### About this exercise
Scan the records below and report how many lines include the string "title"; the number alone will do.

** Recorded data follows **

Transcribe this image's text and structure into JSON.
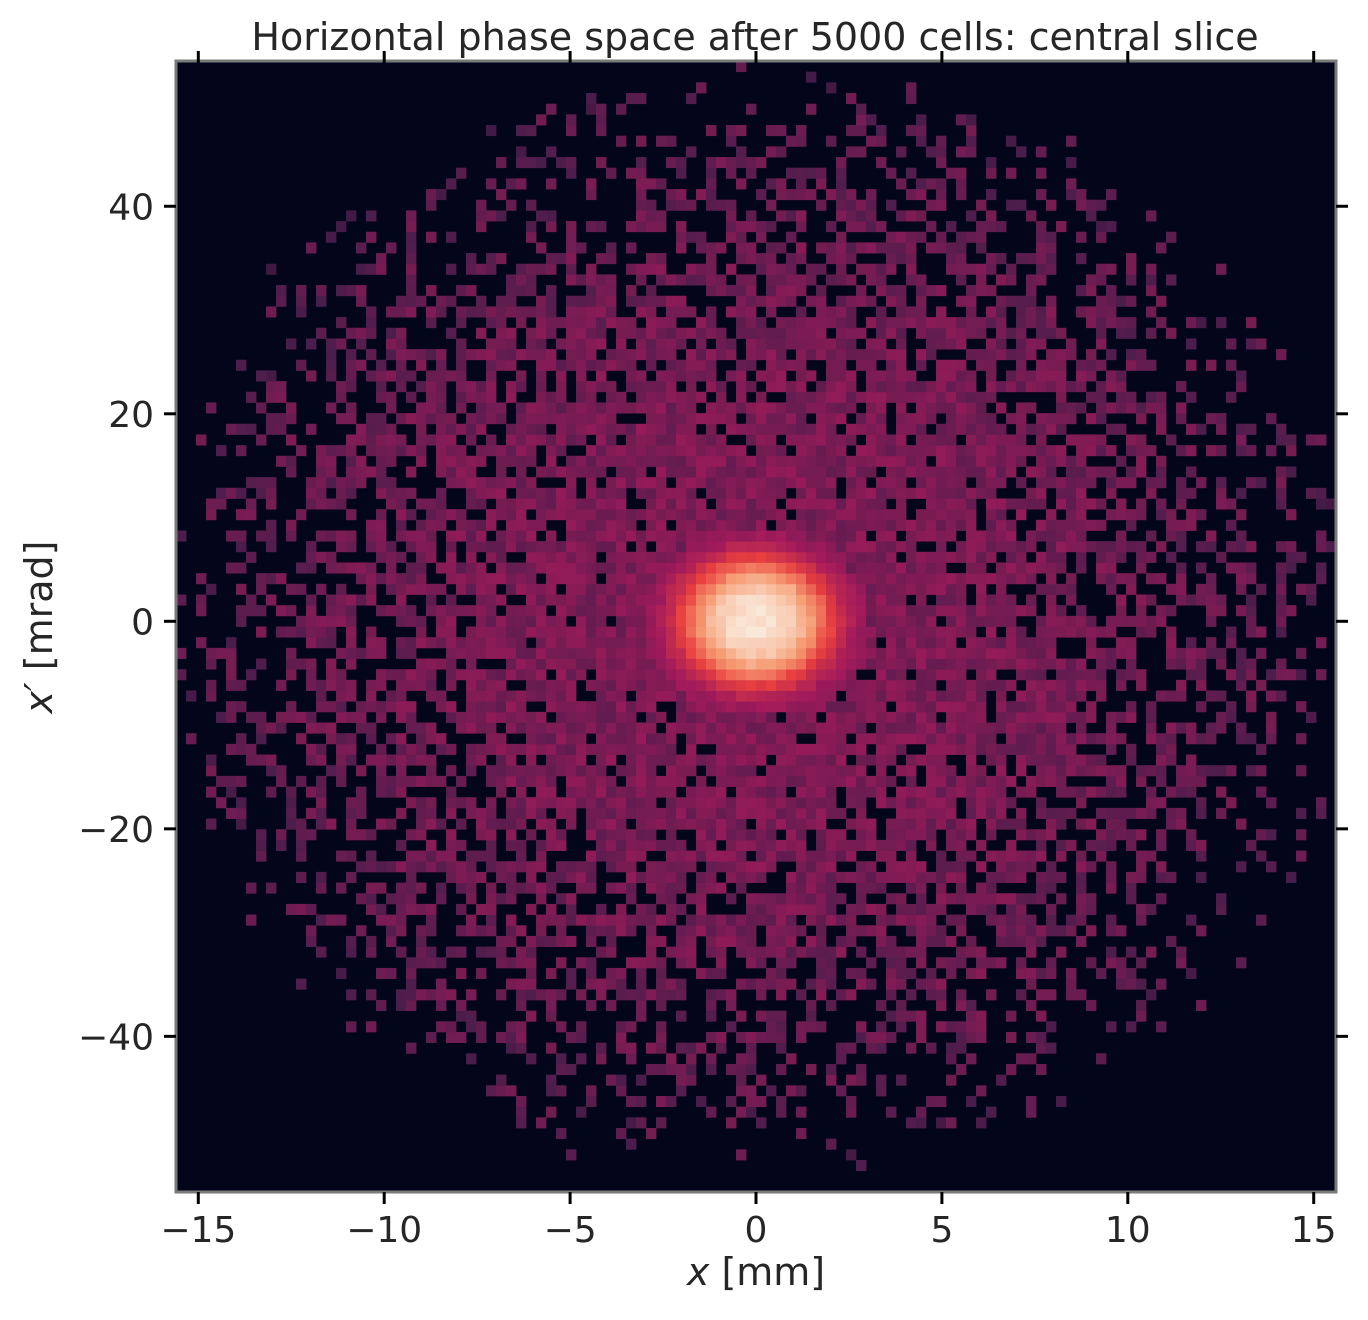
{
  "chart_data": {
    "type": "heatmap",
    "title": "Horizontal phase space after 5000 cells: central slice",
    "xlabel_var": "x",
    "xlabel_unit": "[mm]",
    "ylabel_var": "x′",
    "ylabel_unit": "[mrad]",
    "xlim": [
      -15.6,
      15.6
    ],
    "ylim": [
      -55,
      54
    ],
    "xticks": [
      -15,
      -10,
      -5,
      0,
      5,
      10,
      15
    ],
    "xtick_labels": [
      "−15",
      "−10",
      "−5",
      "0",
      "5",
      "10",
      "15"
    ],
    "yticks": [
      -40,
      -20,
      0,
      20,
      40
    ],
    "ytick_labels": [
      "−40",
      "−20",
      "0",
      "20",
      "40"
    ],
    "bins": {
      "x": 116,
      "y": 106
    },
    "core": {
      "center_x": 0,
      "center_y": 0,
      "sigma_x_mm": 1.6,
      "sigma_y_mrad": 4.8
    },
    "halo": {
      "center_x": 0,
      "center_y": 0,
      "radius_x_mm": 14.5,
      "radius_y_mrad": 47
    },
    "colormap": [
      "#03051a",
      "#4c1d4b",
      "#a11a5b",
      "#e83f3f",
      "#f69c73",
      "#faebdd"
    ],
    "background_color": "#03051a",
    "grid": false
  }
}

** End of Recorded data **
** Recorded data follows **

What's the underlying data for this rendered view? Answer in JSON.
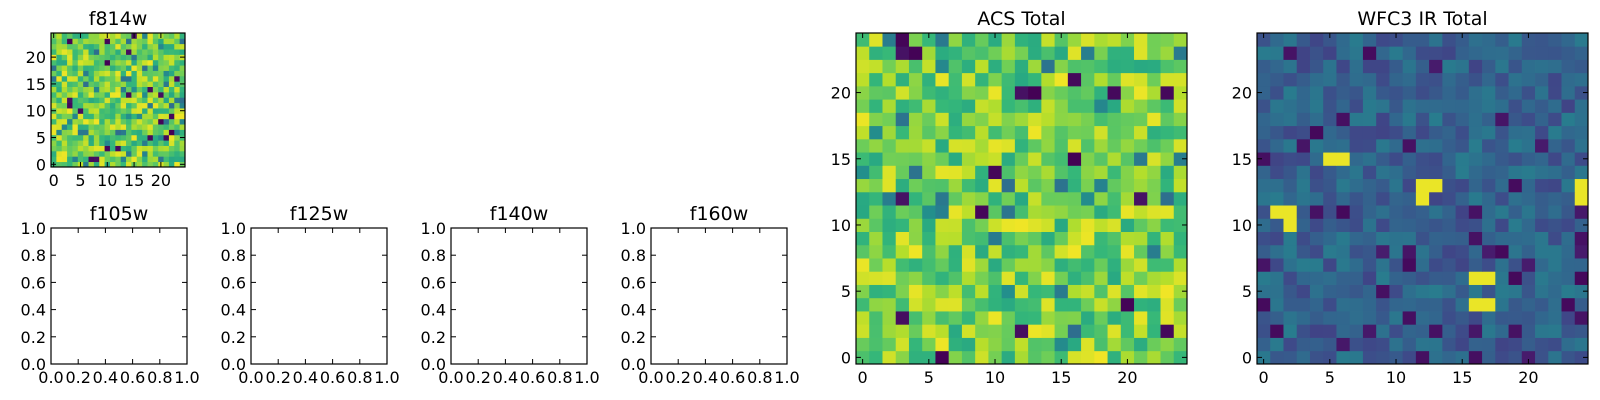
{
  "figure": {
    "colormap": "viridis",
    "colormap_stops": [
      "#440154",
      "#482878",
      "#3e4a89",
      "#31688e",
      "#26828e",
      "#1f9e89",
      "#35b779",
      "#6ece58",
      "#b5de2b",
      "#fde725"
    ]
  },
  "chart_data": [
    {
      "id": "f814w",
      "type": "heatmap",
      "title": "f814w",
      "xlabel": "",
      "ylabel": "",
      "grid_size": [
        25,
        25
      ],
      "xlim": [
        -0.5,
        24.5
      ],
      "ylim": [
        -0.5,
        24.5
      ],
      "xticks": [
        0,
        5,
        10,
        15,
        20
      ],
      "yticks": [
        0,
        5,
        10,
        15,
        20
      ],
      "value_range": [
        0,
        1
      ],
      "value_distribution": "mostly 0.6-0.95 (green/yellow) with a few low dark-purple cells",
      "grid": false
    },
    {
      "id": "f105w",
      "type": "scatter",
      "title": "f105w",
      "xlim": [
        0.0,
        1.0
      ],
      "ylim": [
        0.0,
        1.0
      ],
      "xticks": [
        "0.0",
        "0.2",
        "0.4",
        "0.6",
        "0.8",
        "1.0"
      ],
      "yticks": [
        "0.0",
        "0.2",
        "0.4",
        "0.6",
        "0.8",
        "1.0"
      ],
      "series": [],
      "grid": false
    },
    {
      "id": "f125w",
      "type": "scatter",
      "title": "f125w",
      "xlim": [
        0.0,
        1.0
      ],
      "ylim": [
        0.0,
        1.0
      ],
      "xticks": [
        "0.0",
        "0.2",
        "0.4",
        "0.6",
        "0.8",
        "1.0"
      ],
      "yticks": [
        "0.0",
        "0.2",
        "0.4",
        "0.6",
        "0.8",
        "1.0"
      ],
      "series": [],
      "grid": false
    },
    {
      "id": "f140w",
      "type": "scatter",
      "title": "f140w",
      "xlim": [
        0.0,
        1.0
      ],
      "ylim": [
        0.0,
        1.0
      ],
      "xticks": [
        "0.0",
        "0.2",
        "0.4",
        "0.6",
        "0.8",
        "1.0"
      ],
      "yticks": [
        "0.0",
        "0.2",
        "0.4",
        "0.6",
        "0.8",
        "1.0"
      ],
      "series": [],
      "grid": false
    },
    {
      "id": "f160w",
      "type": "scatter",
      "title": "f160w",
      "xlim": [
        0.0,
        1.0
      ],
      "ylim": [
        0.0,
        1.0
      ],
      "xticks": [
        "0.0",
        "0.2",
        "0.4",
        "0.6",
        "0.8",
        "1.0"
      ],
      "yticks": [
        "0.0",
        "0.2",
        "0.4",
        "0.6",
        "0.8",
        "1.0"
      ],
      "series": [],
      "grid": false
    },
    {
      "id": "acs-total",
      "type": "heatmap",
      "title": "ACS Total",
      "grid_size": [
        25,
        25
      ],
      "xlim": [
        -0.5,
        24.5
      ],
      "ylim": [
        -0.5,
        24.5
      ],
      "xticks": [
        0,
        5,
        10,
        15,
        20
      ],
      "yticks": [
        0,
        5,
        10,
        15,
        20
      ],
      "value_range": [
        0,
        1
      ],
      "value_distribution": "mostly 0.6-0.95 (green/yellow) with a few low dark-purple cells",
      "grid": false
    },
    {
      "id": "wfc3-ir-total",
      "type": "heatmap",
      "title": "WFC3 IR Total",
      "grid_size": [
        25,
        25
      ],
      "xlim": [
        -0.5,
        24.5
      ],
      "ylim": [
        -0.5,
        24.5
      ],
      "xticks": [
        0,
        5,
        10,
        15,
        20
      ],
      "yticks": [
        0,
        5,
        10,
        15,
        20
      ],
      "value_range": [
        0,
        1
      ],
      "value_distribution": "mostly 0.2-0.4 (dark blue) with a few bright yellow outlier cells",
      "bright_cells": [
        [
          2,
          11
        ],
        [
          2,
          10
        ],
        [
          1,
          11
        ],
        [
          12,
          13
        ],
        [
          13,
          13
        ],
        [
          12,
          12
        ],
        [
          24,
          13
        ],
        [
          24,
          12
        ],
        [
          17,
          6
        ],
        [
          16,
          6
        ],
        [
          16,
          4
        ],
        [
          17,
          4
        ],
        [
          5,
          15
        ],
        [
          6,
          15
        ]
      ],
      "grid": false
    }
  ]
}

** End of Recorded data **
** Recorded data follows **

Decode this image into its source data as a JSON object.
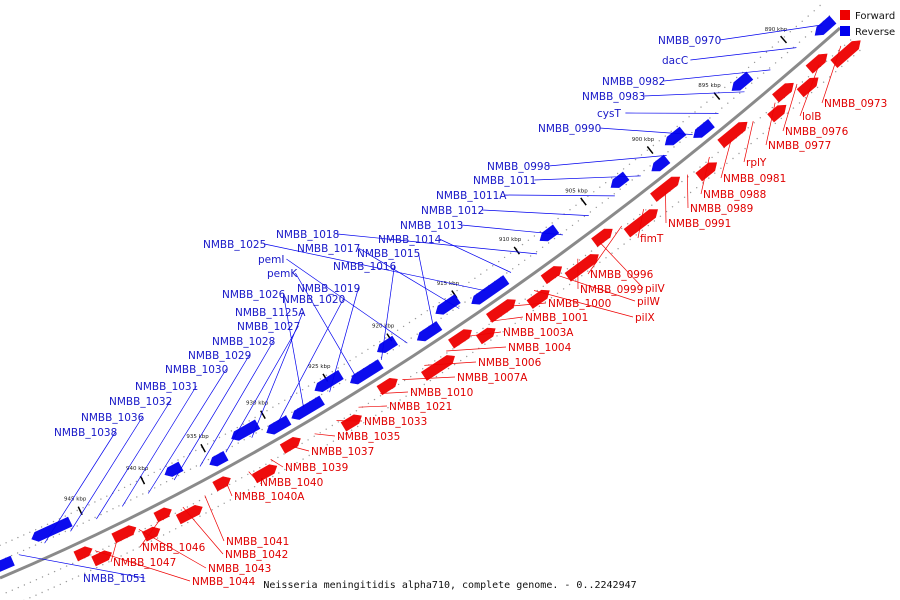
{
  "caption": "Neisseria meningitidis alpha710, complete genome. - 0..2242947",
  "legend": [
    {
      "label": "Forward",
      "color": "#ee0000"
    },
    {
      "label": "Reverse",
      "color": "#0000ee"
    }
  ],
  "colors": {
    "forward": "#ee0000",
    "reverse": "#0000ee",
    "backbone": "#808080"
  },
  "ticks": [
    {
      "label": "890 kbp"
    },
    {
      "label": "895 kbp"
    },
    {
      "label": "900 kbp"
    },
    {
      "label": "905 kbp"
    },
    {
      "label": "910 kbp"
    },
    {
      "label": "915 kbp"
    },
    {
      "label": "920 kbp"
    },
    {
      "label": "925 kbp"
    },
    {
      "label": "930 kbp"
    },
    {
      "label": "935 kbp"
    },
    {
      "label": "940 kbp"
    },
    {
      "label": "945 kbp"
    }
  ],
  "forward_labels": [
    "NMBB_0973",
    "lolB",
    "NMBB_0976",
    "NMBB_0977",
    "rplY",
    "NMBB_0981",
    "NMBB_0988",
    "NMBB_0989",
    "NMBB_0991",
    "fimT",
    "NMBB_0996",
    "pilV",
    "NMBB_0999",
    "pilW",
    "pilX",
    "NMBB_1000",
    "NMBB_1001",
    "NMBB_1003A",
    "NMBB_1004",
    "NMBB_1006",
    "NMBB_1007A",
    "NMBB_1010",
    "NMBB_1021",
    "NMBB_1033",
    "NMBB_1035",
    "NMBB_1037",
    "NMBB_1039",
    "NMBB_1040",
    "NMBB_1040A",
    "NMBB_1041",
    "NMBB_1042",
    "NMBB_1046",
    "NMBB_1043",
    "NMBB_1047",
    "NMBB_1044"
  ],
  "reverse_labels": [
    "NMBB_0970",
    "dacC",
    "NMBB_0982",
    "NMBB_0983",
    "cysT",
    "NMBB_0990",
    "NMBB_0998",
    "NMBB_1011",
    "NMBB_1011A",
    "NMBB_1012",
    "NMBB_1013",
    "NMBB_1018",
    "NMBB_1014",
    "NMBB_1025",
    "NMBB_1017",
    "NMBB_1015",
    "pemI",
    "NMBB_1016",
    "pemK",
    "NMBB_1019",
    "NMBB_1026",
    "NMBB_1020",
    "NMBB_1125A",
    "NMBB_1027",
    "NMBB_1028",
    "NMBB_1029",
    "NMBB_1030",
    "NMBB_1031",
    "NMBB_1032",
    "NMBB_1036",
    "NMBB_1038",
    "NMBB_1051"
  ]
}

** End of Recorded data **

### Exercise result
8